Written instruction:
Repeat the records in full and exactly, omitting pictures.

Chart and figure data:
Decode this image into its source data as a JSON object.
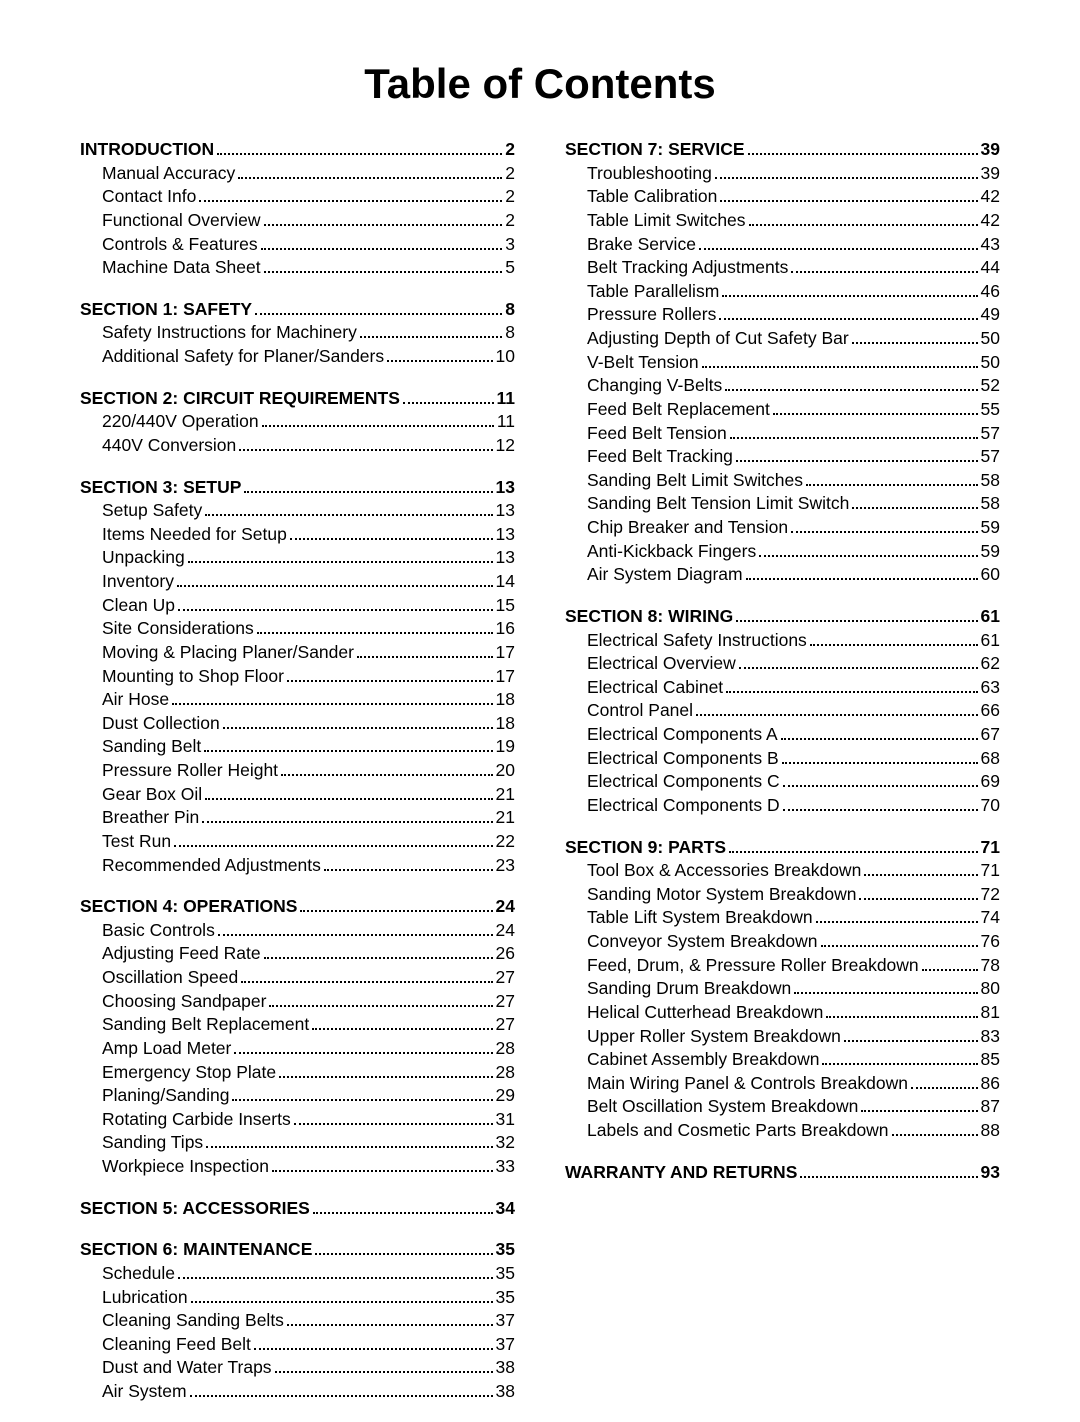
{
  "title": "Table of Contents",
  "columns": [
    [
      {
        "header": {
          "label": "INTRODUCTION",
          "page": "2"
        },
        "items": [
          {
            "label": "Manual Accuracy",
            "page": "2"
          },
          {
            "label": "Contact Info",
            "page": "2"
          },
          {
            "label": "Functional Overview",
            "page": "2"
          },
          {
            "label": "Controls & Features",
            "page": "3"
          },
          {
            "label": "Machine Data Sheet",
            "page": "5"
          }
        ]
      },
      {
        "header": {
          "label": "SECTION 1: SAFETY",
          "page": "8"
        },
        "items": [
          {
            "label": "Safety Instructions for Machinery",
            "page": "8"
          },
          {
            "label": "Additional Safety for Planer/Sanders",
            "page": "10"
          }
        ]
      },
      {
        "header": {
          "label": "SECTION 2: CIRCUIT REQUIREMENTS",
          "page": "11"
        },
        "items": [
          {
            "label": "220/440V Operation",
            "page": "11"
          },
          {
            "label": "440V Conversion",
            "page": "12"
          }
        ]
      },
      {
        "header": {
          "label": "SECTION 3: SETUP",
          "page": "13"
        },
        "items": [
          {
            "label": "Setup Safety",
            "page": "13"
          },
          {
            "label": "Items Needed for Setup",
            "page": "13"
          },
          {
            "label": "Unpacking",
            "page": "13"
          },
          {
            "label": "Inventory",
            "page": "14"
          },
          {
            "label": "Clean Up",
            "page": "15"
          },
          {
            "label": "Site Considerations",
            "page": "16"
          },
          {
            "label": "Moving & Placing Planer/Sander",
            "page": "17"
          },
          {
            "label": "Mounting to Shop Floor",
            "page": "17"
          },
          {
            "label": "Air Hose",
            "page": "18"
          },
          {
            "label": "Dust Collection",
            "page": "18"
          },
          {
            "label": "Sanding Belt",
            "page": "19"
          },
          {
            "label": "Pressure Roller Height",
            "page": "20"
          },
          {
            "label": "Gear Box Oil",
            "page": "21"
          },
          {
            "label": "Breather Pin",
            "page": "21"
          },
          {
            "label": "Test Run",
            "page": "22"
          },
          {
            "label": "Recommended Adjustments",
            "page": "23"
          }
        ]
      },
      {
        "header": {
          "label": "SECTION 4: OPERATIONS",
          "page": "24"
        },
        "items": [
          {
            "label": "Basic Controls",
            "page": "24"
          },
          {
            "label": "Adjusting Feed Rate",
            "page": "26"
          },
          {
            "label": "Oscillation Speed",
            "page": "27"
          },
          {
            "label": "Choosing Sandpaper",
            "page": "27"
          },
          {
            "label": "Sanding Belt Replacement",
            "page": "27"
          },
          {
            "label": "Amp Load Meter",
            "page": "28"
          },
          {
            "label": "Emergency Stop Plate",
            "page": "28"
          },
          {
            "label": "Planing/Sanding",
            "page": "29"
          },
          {
            "label": "Rotating Carbide Inserts",
            "page": "31"
          },
          {
            "label": "Sanding Tips",
            "page": "32"
          },
          {
            "label": "Workpiece Inspection",
            "page": "33"
          }
        ]
      },
      {
        "header": {
          "label": "SECTION 5: ACCESSORIES",
          "page": "34"
        },
        "items": []
      },
      {
        "header": {
          "label": "SECTION 6: MAINTENANCE",
          "page": "35"
        },
        "items": [
          {
            "label": "Schedule",
            "page": "35"
          },
          {
            "label": "Lubrication",
            "page": "35"
          },
          {
            "label": "Cleaning Sanding Belts",
            "page": "37"
          },
          {
            "label": "Cleaning Feed Belt",
            "page": "37"
          },
          {
            "label": "Dust and Water Traps",
            "page": "38"
          },
          {
            "label": "Air System",
            "page": "38"
          }
        ]
      }
    ],
    [
      {
        "header": {
          "label": "SECTION 7: SERVICE",
          "page": "39"
        },
        "items": [
          {
            "label": "Troubleshooting",
            "page": "39"
          },
          {
            "label": "Table Calibration",
            "page": "42"
          },
          {
            "label": "Table Limit Switches",
            "page": "42"
          },
          {
            "label": "Brake Service",
            "page": "43"
          },
          {
            "label": "Belt Tracking Adjustments",
            "page": "44"
          },
          {
            "label": "Table Parallelism",
            "page": "46"
          },
          {
            "label": "Pressure Rollers",
            "page": "49"
          },
          {
            "label": "Adjusting Depth of Cut Safety Bar",
            "page": "50"
          },
          {
            "label": "V-Belt Tension",
            "page": "50"
          },
          {
            "label": "Changing V-Belts",
            "page": "52"
          },
          {
            "label": "Feed Belt Replacement",
            "page": "55"
          },
          {
            "label": "Feed Belt Tension",
            "page": "57"
          },
          {
            "label": "Feed Belt Tracking",
            "page": "57"
          },
          {
            "label": "Sanding Belt Limit Switches",
            "page": "58"
          },
          {
            "label": "Sanding Belt Tension Limit Switch",
            "page": "58"
          },
          {
            "label": "Chip Breaker and Tension",
            "page": "59"
          },
          {
            "label": "Anti-Kickback Fingers",
            "page": "59"
          },
          {
            "label": "Air System Diagram",
            "page": "60"
          }
        ]
      },
      {
        "header": {
          "label": "SECTION 8: WIRING",
          "page": "61"
        },
        "items": [
          {
            "label": "Electrical Safety Instructions",
            "page": "61"
          },
          {
            "label": "Electrical Overview",
            "page": "62"
          },
          {
            "label": "Electrical Cabinet",
            "page": "63"
          },
          {
            "label": "Control Panel",
            "page": "66"
          },
          {
            "label": "Electrical Components A",
            "page": "67"
          },
          {
            "label": "Electrical Components B",
            "page": "68"
          },
          {
            "label": "Electrical Components C",
            "page": "69"
          },
          {
            "label": "Electrical Components D",
            "page": "70"
          }
        ]
      },
      {
        "header": {
          "label": "SECTION 9: PARTS",
          "page": "71"
        },
        "items": [
          {
            "label": "Tool Box & Accessories Breakdown",
            "page": "71"
          },
          {
            "label": "Sanding Motor System Breakdown",
            "page": "72"
          },
          {
            "label": "Table Lift System Breakdown",
            "page": "74"
          },
          {
            "label": "Conveyor System Breakdown",
            "page": "76"
          },
          {
            "label": "Feed, Drum, & Pressure Roller Breakdown",
            "page": "78"
          },
          {
            "label": "Sanding Drum Breakdown",
            "page": "80"
          },
          {
            "label": "Helical Cutterhead Breakdown",
            "page": "81"
          },
          {
            "label": "Upper Roller System Breakdown",
            "page": "83"
          },
          {
            "label": "Cabinet Assembly Breakdown",
            "page": "85"
          },
          {
            "label": "Main Wiring Panel & Controls Breakdown",
            "page": "86"
          },
          {
            "label": "Belt Oscillation System Breakdown",
            "page": "87"
          },
          {
            "label": "Labels and Cosmetic Parts Breakdown",
            "page": "88"
          }
        ]
      },
      {
        "header": {
          "label": "WARRANTY AND RETURNS",
          "page": "93"
        },
        "items": []
      }
    ]
  ]
}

Exercise response:
Decode this image into its source data as a JSON object.
{
  "title": "Table of Contents",
  "columns": [
    [
      {
        "header": {
          "label": "INTRODUCTION",
          "page": "2"
        },
        "items": [
          {
            "label": "Manual Accuracy",
            "page": "2"
          },
          {
            "label": "Contact Info",
            "page": "2"
          },
          {
            "label": "Functional Overview",
            "page": "2"
          },
          {
            "label": "Controls & Features",
            "page": "3"
          },
          {
            "label": "Machine Data Sheet",
            "page": "5"
          }
        ]
      },
      {
        "header": {
          "label": "SECTION 1: SAFETY",
          "page": "8"
        },
        "items": [
          {
            "label": "Safety Instructions for Machinery",
            "page": "8"
          },
          {
            "label": "Additional Safety for Planer/Sanders",
            "page": "10"
          }
        ]
      },
      {
        "header": {
          "label": "SECTION 2: CIRCUIT REQUIREMENTS",
          "page": "11"
        },
        "items": [
          {
            "label": "220/440V Operation",
            "page": "11"
          },
          {
            "label": "440V Conversion",
            "page": "12"
          }
        ]
      },
      {
        "header": {
          "label": "SECTION 3: SETUP",
          "page": "13"
        },
        "items": [
          {
            "label": "Setup Safety",
            "page": "13"
          },
          {
            "label": "Items Needed for Setup",
            "page": "13"
          },
          {
            "label": "Unpacking",
            "page": "13"
          },
          {
            "label": "Inventory",
            "page": "14"
          },
          {
            "label": "Clean Up",
            "page": "15"
          },
          {
            "label": "Site Considerations",
            "page": "16"
          },
          {
            "label": "Moving & Placing Planer/Sander",
            "page": "17"
          },
          {
            "label": "Mounting to Shop Floor",
            "page": "17"
          },
          {
            "label": "Air Hose",
            "page": "18"
          },
          {
            "label": "Dust Collection",
            "page": "18"
          },
          {
            "label": "Sanding Belt",
            "page": "19"
          },
          {
            "label": "Pressure Roller Height",
            "page": "20"
          },
          {
            "label": "Gear Box Oil",
            "page": "21"
          },
          {
            "label": "Breather Pin",
            "page": "21"
          },
          {
            "label": "Test Run",
            "page": "22"
          },
          {
            "label": "Recommended Adjustments",
            "page": "23"
          }
        ]
      },
      {
        "header": {
          "label": "SECTION 4: OPERATIONS",
          "page": "24"
        },
        "items": [
          {
            "label": "Basic Controls",
            "page": "24"
          },
          {
            "label": "Adjusting Feed Rate",
            "page": "26"
          },
          {
            "label": "Oscillation Speed",
            "page": "27"
          },
          {
            "label": "Choosing Sandpaper",
            "page": "27"
          },
          {
            "label": "Sanding Belt Replacement",
            "page": "27"
          },
          {
            "label": "Amp Load Meter",
            "page": "28"
          },
          {
            "label": "Emergency Stop Plate",
            "page": "28"
          },
          {
            "label": "Planing/Sanding",
            "page": "29"
          },
          {
            "label": "Rotating Carbide Inserts",
            "page": "31"
          },
          {
            "label": "Sanding Tips",
            "page": "32"
          },
          {
            "label": "Workpiece Inspection",
            "page": "33"
          }
        ]
      },
      {
        "header": {
          "label": "SECTION 5: ACCESSORIES",
          "page": "34"
        },
        "items": []
      },
      {
        "header": {
          "label": "SECTION 6: MAINTENANCE",
          "page": "35"
        },
        "items": [
          {
            "label": "Schedule",
            "page": "35"
          },
          {
            "label": "Lubrication",
            "page": "35"
          },
          {
            "label": "Cleaning Sanding Belts",
            "page": "37"
          },
          {
            "label": "Cleaning Feed Belt",
            "page": "37"
          },
          {
            "label": "Dust and Water Traps",
            "page": "38"
          },
          {
            "label": "Air System",
            "page": "38"
          }
        ]
      }
    ],
    [
      {
        "header": {
          "label": "SECTION 7: SERVICE",
          "page": "39"
        },
        "items": [
          {
            "label": "Troubleshooting",
            "page": "39"
          },
          {
            "label": "Table Calibration",
            "page": "42"
          },
          {
            "label": "Table Limit Switches",
            "page": "42"
          },
          {
            "label": "Brake Service",
            "page": "43"
          },
          {
            "label": "Belt Tracking Adjustments",
            "page": "44"
          },
          {
            "label": "Table Parallelism",
            "page": "46"
          },
          {
            "label": "Pressure Rollers",
            "page": "49"
          },
          {
            "label": "Adjusting Depth of Cut Safety Bar",
            "page": "50"
          },
          {
            "label": "V-Belt Tension",
            "page": "50"
          },
          {
            "label": "Changing V-Belts",
            "page": "52"
          },
          {
            "label": "Feed Belt Replacement",
            "page": "55"
          },
          {
            "label": "Feed Belt Tension",
            "page": "57"
          },
          {
            "label": "Feed Belt Tracking",
            "page": "57"
          },
          {
            "label": "Sanding Belt Limit Switches",
            "page": "58"
          },
          {
            "label": "Sanding Belt Tension Limit Switch",
            "page": "58"
          },
          {
            "label": "Chip Breaker and Tension",
            "page": "59"
          },
          {
            "label": "Anti-Kickback Fingers",
            "page": "59"
          },
          {
            "label": "Air System Diagram",
            "page": "60"
          }
        ]
      },
      {
        "header": {
          "label": "SECTION 8: WIRING",
          "page": "61"
        },
        "items": [
          {
            "label": "Electrical Safety Instructions",
            "page": "61"
          },
          {
            "label": "Electrical Overview",
            "page": "62"
          },
          {
            "label": "Electrical Cabinet",
            "page": "63"
          },
          {
            "label": "Control Panel",
            "page": "66"
          },
          {
            "label": "Electrical Components A",
            "page": "67"
          },
          {
            "label": "Electrical Components B",
            "page": "68"
          },
          {
            "label": "Electrical Components C",
            "page": "69"
          },
          {
            "label": "Electrical Components D",
            "page": "70"
          }
        ]
      },
      {
        "header": {
          "label": "SECTION 9: PARTS",
          "page": "71"
        },
        "items": [
          {
            "label": "Tool Box & Accessories Breakdown",
            "page": "71"
          },
          {
            "label": "Sanding Motor System Breakdown",
            "page": "72"
          },
          {
            "label": "Table Lift System Breakdown",
            "page": "74"
          },
          {
            "label": "Conveyor System Breakdown",
            "page": "76"
          },
          {
            "label": "Feed, Drum, & Pressure Roller Breakdown",
            "page": "78"
          },
          {
            "label": "Sanding Drum Breakdown",
            "page": "80"
          },
          {
            "label": "Helical Cutterhead Breakdown",
            "page": "81"
          },
          {
            "label": "Upper Roller System Breakdown",
            "page": "83"
          },
          {
            "label": "Cabinet Assembly Breakdown",
            "page": "85"
          },
          {
            "label": "Main Wiring Panel & Controls Breakdown",
            "page": "86"
          },
          {
            "label": "Belt Oscillation System Breakdown",
            "page": "87"
          },
          {
            "label": "Labels and Cosmetic Parts Breakdown",
            "page": "88"
          }
        ]
      },
      {
        "header": {
          "label": "WARRANTY AND RETURNS",
          "page": "93"
        },
        "items": []
      }
    ]
  ]
}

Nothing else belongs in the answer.